## [DIRECTIONS FOR THIS TASK]
List each line of the data in which the string "icon" appears.

## [GIVEN INFORMATION]
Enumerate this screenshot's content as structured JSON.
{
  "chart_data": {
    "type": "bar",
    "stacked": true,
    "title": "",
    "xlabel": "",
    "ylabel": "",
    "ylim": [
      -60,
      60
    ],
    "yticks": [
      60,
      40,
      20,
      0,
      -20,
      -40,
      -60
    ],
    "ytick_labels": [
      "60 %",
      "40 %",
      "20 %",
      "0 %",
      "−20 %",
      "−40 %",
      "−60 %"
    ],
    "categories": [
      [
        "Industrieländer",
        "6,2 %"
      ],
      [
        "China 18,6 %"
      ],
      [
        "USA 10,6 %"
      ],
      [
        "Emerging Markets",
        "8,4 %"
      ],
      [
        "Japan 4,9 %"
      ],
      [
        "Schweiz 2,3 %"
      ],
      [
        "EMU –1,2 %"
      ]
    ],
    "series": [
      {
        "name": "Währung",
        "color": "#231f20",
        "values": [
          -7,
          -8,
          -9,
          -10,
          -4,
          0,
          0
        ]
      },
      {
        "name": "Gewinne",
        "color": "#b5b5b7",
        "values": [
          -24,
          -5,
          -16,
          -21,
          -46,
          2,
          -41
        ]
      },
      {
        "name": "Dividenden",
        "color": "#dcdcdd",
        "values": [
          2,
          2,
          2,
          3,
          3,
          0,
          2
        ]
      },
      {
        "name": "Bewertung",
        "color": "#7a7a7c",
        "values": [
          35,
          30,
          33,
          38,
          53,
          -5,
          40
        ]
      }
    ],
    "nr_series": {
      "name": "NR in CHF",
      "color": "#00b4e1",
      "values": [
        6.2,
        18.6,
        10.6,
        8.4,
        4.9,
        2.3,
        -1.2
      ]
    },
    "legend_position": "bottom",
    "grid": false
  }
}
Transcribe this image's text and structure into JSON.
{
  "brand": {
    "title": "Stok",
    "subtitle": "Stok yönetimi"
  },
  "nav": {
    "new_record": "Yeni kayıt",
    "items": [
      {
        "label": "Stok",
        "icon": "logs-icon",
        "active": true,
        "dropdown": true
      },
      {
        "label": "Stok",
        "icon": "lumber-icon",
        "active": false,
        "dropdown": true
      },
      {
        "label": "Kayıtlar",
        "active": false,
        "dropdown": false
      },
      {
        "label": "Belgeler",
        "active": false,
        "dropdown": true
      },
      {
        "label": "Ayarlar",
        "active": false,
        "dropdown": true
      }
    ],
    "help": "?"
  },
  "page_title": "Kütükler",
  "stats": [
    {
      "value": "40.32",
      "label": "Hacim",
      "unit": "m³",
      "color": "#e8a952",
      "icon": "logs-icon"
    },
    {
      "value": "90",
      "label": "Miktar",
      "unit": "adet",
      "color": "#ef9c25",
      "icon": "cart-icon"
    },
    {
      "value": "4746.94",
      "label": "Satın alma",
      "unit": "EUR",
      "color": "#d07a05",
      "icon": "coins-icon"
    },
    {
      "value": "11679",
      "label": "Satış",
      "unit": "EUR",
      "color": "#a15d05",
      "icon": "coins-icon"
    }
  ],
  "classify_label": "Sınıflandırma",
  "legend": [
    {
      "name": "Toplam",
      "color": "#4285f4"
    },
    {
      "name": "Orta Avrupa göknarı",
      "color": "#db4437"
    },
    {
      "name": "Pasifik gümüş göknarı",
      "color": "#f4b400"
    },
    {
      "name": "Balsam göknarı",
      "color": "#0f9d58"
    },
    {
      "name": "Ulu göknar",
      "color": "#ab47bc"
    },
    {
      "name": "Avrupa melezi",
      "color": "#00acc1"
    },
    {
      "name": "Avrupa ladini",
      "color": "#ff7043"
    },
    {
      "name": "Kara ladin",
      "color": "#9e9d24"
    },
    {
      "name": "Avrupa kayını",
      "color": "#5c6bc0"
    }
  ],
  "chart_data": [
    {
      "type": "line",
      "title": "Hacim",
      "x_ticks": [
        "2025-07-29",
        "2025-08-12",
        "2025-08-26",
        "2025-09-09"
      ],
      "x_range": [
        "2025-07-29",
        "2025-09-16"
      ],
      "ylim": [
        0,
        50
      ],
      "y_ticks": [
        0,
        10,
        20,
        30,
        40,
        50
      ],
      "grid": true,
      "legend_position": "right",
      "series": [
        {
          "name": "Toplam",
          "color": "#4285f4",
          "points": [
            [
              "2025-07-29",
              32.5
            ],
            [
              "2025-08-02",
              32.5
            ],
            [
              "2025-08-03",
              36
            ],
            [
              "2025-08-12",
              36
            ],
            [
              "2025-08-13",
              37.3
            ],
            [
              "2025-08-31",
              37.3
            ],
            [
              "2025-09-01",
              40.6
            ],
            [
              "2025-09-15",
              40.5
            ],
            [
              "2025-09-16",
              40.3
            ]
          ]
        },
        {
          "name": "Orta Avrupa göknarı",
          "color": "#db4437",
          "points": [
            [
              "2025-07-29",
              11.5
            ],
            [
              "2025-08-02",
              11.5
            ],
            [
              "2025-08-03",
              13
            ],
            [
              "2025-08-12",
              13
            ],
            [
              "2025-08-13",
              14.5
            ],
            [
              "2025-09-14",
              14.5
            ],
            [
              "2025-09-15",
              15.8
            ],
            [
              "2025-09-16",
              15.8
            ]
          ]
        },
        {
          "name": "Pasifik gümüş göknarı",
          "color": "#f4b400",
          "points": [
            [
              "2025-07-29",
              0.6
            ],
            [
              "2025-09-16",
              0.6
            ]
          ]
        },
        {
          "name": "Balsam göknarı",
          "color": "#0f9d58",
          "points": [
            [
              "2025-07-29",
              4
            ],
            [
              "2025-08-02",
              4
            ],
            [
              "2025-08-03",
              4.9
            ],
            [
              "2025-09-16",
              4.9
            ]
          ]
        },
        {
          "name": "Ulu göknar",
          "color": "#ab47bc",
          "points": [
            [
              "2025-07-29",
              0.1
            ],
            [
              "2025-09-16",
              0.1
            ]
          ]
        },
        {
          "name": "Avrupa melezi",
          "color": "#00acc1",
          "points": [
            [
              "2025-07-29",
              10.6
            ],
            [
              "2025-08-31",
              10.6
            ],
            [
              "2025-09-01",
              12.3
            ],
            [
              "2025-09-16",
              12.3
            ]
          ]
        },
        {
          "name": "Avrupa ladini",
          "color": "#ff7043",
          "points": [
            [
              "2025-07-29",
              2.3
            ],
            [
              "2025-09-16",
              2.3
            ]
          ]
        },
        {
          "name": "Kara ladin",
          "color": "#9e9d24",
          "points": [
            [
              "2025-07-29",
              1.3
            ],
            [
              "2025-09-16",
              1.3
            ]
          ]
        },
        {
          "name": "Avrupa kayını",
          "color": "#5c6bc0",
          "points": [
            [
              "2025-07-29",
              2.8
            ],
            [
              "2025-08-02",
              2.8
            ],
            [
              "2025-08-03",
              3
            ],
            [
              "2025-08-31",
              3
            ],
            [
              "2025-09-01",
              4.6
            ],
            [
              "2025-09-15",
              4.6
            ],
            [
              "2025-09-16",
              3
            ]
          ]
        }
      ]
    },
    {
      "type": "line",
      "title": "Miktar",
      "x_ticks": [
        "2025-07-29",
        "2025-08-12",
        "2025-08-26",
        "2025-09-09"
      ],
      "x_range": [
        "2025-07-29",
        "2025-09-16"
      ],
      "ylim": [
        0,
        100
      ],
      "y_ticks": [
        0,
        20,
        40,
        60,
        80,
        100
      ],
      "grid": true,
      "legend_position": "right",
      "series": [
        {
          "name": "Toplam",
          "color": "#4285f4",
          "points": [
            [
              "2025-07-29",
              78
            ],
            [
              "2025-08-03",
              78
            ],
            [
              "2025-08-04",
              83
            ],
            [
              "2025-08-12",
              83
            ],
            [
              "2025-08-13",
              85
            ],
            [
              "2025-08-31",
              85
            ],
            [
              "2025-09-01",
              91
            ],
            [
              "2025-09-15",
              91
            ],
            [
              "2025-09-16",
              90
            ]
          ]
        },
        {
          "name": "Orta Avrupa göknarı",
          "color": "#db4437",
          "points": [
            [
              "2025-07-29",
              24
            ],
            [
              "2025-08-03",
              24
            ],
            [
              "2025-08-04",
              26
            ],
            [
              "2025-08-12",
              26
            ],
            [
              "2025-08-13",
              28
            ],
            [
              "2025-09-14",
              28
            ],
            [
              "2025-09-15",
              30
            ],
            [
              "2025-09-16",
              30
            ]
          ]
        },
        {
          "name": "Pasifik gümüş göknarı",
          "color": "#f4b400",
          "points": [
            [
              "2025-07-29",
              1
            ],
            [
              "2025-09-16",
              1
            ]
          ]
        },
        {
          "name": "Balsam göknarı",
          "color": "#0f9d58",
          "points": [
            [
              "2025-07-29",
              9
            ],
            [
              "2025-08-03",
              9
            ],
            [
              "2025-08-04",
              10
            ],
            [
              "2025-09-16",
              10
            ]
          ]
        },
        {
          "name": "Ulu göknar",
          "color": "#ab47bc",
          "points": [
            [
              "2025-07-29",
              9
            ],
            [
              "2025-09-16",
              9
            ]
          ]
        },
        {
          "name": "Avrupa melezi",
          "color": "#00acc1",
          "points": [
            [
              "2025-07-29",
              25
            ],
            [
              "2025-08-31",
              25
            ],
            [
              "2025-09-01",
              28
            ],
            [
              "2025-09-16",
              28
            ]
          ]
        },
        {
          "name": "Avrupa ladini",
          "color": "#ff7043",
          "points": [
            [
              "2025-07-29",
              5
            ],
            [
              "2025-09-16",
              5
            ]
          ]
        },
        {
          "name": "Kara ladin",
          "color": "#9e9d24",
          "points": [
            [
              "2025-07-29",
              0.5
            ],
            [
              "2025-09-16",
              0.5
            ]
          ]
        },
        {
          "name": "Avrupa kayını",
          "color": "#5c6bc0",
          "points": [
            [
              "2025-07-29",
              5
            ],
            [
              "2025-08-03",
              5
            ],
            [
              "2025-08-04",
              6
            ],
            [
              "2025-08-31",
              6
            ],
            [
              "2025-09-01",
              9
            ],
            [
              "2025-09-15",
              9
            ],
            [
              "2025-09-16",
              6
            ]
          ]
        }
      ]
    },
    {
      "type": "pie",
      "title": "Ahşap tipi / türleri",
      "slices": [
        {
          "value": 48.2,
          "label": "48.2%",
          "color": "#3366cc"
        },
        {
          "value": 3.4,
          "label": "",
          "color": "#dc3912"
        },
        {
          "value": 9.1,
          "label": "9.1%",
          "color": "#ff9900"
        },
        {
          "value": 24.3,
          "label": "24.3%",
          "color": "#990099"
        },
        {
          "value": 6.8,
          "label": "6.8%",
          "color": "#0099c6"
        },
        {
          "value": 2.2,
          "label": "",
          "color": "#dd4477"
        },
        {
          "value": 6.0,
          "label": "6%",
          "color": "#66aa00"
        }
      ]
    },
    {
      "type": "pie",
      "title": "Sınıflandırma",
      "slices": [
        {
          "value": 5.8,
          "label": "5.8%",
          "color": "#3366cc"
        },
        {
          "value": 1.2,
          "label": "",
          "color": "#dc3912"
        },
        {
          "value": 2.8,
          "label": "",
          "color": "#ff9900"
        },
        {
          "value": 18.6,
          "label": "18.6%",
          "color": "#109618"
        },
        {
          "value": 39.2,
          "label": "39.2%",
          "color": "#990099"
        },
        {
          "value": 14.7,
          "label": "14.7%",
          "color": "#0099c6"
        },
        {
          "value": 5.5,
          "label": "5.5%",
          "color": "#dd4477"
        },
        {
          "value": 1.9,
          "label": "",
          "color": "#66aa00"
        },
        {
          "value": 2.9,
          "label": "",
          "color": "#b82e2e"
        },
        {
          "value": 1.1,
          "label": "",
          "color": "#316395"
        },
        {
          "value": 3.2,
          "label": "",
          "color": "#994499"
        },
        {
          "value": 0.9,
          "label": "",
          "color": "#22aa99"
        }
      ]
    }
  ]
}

## [RESPONSE TO THIS TASK]
        "icon": "logs-icon",
        "icon": "lumber-icon",
      "icon": "logs-icon"
      "icon": "cart-icon"
      "icon": "coins-icon"
      "icon": "coins-icon"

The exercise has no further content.